Work to be completed | Every entry below must appear again, exactly as written.

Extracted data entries
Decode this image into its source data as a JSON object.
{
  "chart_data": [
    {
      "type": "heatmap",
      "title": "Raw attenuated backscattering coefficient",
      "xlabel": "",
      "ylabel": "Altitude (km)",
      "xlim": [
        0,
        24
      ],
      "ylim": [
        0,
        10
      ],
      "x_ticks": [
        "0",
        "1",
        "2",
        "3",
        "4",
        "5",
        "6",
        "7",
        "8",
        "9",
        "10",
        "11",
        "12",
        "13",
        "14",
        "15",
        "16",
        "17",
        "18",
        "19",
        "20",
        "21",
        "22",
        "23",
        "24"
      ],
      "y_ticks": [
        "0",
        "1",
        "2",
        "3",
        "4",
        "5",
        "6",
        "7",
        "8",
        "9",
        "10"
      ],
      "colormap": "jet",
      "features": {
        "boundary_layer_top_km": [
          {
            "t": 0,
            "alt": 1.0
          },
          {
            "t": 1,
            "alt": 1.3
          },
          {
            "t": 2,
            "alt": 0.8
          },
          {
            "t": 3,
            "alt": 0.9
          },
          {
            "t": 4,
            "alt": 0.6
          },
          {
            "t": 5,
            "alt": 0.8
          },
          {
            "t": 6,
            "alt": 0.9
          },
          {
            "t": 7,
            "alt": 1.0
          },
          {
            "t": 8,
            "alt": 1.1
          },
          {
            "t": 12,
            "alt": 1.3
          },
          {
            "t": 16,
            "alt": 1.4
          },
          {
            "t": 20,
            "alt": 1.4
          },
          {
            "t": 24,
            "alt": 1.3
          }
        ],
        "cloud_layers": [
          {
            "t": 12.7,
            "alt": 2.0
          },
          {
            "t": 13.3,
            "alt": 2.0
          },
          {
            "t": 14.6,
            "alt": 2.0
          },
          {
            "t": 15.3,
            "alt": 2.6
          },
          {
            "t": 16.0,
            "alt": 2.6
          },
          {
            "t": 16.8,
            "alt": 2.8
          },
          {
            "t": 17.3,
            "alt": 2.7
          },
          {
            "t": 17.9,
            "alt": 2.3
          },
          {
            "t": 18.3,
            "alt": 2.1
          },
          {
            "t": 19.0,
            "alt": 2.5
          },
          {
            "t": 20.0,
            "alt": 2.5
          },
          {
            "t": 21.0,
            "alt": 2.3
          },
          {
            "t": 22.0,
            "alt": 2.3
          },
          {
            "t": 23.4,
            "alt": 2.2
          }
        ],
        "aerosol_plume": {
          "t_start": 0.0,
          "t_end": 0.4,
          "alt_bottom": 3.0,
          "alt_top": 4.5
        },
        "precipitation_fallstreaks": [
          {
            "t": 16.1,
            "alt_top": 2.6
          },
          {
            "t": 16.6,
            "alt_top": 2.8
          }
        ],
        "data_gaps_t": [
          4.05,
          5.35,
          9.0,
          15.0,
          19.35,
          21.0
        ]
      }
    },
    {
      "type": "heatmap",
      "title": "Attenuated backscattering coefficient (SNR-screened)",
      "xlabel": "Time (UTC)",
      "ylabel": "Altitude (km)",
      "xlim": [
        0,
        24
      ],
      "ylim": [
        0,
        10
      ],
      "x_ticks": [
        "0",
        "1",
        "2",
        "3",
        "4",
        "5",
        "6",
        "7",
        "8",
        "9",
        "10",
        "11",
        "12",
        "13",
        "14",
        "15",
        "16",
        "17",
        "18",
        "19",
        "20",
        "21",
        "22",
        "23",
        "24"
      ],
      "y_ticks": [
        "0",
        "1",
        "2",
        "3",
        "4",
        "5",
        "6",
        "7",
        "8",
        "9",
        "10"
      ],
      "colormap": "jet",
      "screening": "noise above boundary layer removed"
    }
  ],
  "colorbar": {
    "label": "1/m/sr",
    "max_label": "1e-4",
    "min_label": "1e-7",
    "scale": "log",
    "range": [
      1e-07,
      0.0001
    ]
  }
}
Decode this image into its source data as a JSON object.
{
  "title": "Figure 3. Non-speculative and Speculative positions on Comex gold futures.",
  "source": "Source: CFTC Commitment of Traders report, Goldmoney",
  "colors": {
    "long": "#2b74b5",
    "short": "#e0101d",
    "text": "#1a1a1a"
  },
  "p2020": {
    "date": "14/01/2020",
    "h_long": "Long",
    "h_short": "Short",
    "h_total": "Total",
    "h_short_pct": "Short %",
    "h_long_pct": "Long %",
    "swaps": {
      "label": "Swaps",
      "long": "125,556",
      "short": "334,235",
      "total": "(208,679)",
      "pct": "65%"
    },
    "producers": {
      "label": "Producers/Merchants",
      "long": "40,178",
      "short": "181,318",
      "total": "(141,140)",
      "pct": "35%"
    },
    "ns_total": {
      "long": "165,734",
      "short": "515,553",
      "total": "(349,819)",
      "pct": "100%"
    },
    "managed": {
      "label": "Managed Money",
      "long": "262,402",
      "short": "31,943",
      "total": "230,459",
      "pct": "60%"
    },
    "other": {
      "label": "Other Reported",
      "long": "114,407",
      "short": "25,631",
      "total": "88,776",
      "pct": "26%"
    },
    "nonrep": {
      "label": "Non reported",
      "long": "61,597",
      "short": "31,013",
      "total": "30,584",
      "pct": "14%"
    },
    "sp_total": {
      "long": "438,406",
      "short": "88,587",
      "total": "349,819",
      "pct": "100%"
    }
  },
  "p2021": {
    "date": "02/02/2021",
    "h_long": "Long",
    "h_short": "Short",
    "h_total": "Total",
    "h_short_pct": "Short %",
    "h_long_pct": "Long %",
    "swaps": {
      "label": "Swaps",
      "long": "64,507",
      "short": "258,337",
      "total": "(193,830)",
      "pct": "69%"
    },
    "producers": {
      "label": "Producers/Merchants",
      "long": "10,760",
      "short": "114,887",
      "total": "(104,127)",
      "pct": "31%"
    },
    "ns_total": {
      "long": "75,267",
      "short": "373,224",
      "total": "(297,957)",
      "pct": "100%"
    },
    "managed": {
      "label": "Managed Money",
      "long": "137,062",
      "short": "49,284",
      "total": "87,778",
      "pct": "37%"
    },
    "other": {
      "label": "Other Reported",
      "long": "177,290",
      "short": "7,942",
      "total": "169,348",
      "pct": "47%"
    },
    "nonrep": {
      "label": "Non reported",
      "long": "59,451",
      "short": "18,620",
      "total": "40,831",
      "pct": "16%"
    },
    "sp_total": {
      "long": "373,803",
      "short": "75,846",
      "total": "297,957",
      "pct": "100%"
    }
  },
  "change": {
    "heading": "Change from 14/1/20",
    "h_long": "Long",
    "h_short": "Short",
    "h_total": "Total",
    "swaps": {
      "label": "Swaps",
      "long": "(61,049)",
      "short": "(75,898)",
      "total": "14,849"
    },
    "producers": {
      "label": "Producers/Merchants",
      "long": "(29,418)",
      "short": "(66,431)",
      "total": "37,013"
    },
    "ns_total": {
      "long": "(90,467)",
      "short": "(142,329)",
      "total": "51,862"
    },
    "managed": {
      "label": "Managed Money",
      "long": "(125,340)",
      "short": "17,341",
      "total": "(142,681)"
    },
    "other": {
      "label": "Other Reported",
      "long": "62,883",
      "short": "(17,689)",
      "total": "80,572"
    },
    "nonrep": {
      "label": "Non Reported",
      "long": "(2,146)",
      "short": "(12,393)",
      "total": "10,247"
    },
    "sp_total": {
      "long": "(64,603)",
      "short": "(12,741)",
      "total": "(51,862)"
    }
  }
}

Exercise result |
Decode this image into its source data as a JSON object.
{
  "chart_data": [
    {
      "type": "heatmap",
      "title": "Raw attenuated backscattering coefficient",
      "xlabel": "",
      "ylabel": "Altitude (km)",
      "xlim": [
        0,
        24
      ],
      "ylim": [
        0,
        10
      ],
      "x_ticks": [
        "0",
        "1",
        "2",
        "3",
        "4",
        "5",
        "6",
        "7",
        "8",
        "9",
        "10",
        "11",
        "12",
        "13",
        "14",
        "15",
        "16",
        "17",
        "18",
        "19",
        "20",
        "21",
        "22",
        "23",
        "24"
      ],
      "y_ticks": [
        "0",
        "1",
        "2",
        "3",
        "4",
        "5",
        "6",
        "7",
        "8",
        "9",
        "10"
      ],
      "colormap": "jet",
      "features": {
        "boundary_layer_top_km": [
          {
            "t": 0,
            "alt": 1.0
          },
          {
            "t": 1,
            "alt": 1.3
          },
          {
            "t": 2,
            "alt": 0.8
          },
          {
            "t": 3,
            "alt": 0.9
          },
          {
            "t": 4,
            "alt": 0.6
          },
          {
            "t": 5,
            "alt": 0.8
          },
          {
            "t": 6,
            "alt": 0.9
          },
          {
            "t": 7,
            "alt": 1.0
          },
          {
            "t": 8,
            "alt": 1.1
          },
          {
            "t": 12,
            "alt": 1.3
          },
          {
            "t": 16,
            "alt": 1.4
          },
          {
            "t": 20,
            "alt": 1.4
          },
          {
            "t": 24,
            "alt": 1.3
          }
        ],
        "cloud_layers": [
          {
            "t": 12.7,
            "alt": 2.0
          },
          {
            "t": 13.3,
            "alt": 2.0
          },
          {
            "t": 14.6,
            "alt": 2.0
          },
          {
            "t": 15.3,
            "alt": 2.6
          },
          {
            "t": 16.0,
            "alt": 2.6
          },
          {
            "t": 16.8,
            "alt": 2.8
          },
          {
            "t": 17.3,
            "alt": 2.7
          },
          {
            "t": 17.9,
            "alt": 2.3
          },
          {
            "t": 18.3,
            "alt": 2.1
          },
          {
            "t": 19.0,
            "alt": 2.5
          },
          {
            "t": 20.0,
            "alt": 2.5
          },
          {
            "t": 21.0,
            "alt": 2.3
          },
          {
            "t": 22.0,
            "alt": 2.3
          },
          {
            "t": 23.4,
            "alt": 2.2
          }
        ],
        "aerosol_plume": {
          "t_start": 0.0,
          "t_end": 0.4,
          "alt_bottom": 3.0,
          "alt_top": 4.5
        },
        "precipitation_fallstreaks": [
          {
            "t": 16.1,
            "alt_top": 2.6
          },
          {
            "t": 16.6,
            "alt_top": 2.8
          }
        ],
        "data_gaps_t": [
          4.05,
          5.35,
          9.0,
          15.0,
          19.35,
          21.0
        ]
      }
    },
    {
      "type": "heatmap",
      "title": "Attenuated backscattering coefficient (SNR-screened)",
      "xlabel": "Time (UTC)",
      "ylabel": "Altitude (km)",
      "xlim": [
        0,
        24
      ],
      "ylim": [
        0,
        10
      ],
      "x_ticks": [
        "0",
        "1",
        "2",
        "3",
        "4",
        "5",
        "6",
        "7",
        "8",
        "9",
        "10",
        "11",
        "12",
        "13",
        "14",
        "15",
        "16",
        "17",
        "18",
        "19",
        "20",
        "21",
        "22",
        "23",
        "24"
      ],
      "y_ticks": [
        "0",
        "1",
        "2",
        "3",
        "4",
        "5",
        "6",
        "7",
        "8",
        "9",
        "10"
      ],
      "colormap": "jet",
      "screening": "noise above boundary layer removed"
    }
  ],
  "colorbar": {
    "label": "1/m/sr",
    "max_label": "1e-4",
    "min_label": "1e-7",
    "scale": "log",
    "range": [
      1e-07,
      0.0001
    ]
  }
}
Decode this image into its source data as a JSON object.
{
  "title": "Figure 3. Non-speculative and Speculative positions on Comex gold futures.",
  "source": "Source: CFTC Commitment of Traders report, Goldmoney",
  "colors": {
    "long": "#2b74b5",
    "short": "#e0101d",
    "text": "#1a1a1a"
  },
  "p2020": {
    "date": "14/01/2020",
    "h_long": "Long",
    "h_short": "Short",
    "h_total": "Total",
    "h_short_pct": "Short %",
    "h_long_pct": "Long %",
    "swaps": {
      "label": "Swaps",
      "long": "125,556",
      "short": "334,235",
      "total": "(208,679)",
      "pct": "65%"
    },
    "producers": {
      "label": "Producers/Merchants",
      "long": "40,178",
      "short": "181,318",
      "total": "(141,140)",
      "pct": "35%"
    },
    "ns_total": {
      "long": "165,734",
      "short": "515,553",
      "total": "(349,819)",
      "pct": "100%"
    },
    "managed": {
      "label": "Managed Money",
      "long": "262,402",
      "short": "31,943",
      "total": "230,459",
      "pct": "60%"
    },
    "other": {
      "label": "Other Reported",
      "long": "114,407",
      "short": "25,631",
      "total": "88,776",
      "pct": "26%"
    },
    "nonrep": {
      "label": "Non reported",
      "long": "61,597",
      "short": "31,013",
      "total": "30,584",
      "pct": "14%"
    },
    "sp_total": {
      "long": "438,406",
      "short": "88,587",
      "total": "349,819",
      "pct": "100%"
    }
  },
  "p2021": {
    "date": "02/02/2021",
    "h_long": "Long",
    "h_short": "Short",
    "h_total": "Total",
    "h_short_pct": "Short %",
    "h_long_pct": "Long %",
    "swaps": {
      "label": "Swaps",
      "long": "64,507",
      "short": "258,337",
      "total": "(193,830)",
      "pct": "69%"
    },
    "producers": {
      "label": "Producers/Merchants",
      "long": "10,760",
      "short": "114,887",
      "total": "(104,127)",
      "pct": "31%"
    },
    "ns_total": {
      "long": "75,267",
      "short": "373,224",
      "total": "(297,957)",
      "pct": "100%"
    },
    "managed": {
      "label": "Managed Money",
      "long": "137,062",
      "short": "49,284",
      "total": "87,778",
      "pct": "37%"
    },
    "other": {
      "label": "Other Reported",
      "long": "177,290",
      "short": "7,942",
      "total": "169,348",
      "pct": "47%"
    },
    "nonrep": {
      "label": "Non reported",
      "long": "59,451",
      "short": "18,620",
      "total": "40,831",
      "pct": "16%"
    },
    "sp_total": {
      "long": "373,803",
      "short": "75,846",
      "total": "297,957",
      "pct": "100%"
    }
  },
  "change": {
    "heading": "Change from 14/1/20",
    "h_long": "Long",
    "h_short": "Short",
    "h_total": "Total",
    "swaps": {
      "label": "Swaps",
      "long": "(61,049)",
      "short": "(75,898)",
      "total": "14,849"
    },
    "producers": {
      "label": "Producers/Merchants",
      "long": "(29,418)",
      "short": "(66,431)",
      "total": "37,013"
    },
    "ns_total": {
      "long": "(90,467)",
      "short": "(142,329)",
      "total": "51,862"
    },
    "managed": {
      "label": "Managed Money",
      "long": "(125,340)",
      "short": "17,341",
      "total": "(142,681)"
    },
    "other": {
      "label": "Other Reported",
      "long": "62,883",
      "short": "(17,689)",
      "total": "80,572"
    },
    "nonrep": {
      "label": "Non Reported",
      "long": "(2,146)",
      "short": "(12,393)",
      "total": "10,247"
    },
    "sp_total": {
      "long": "(64,603)",
      "short": "(12,741)",
      "total": "(51,862)"
    }
  }
}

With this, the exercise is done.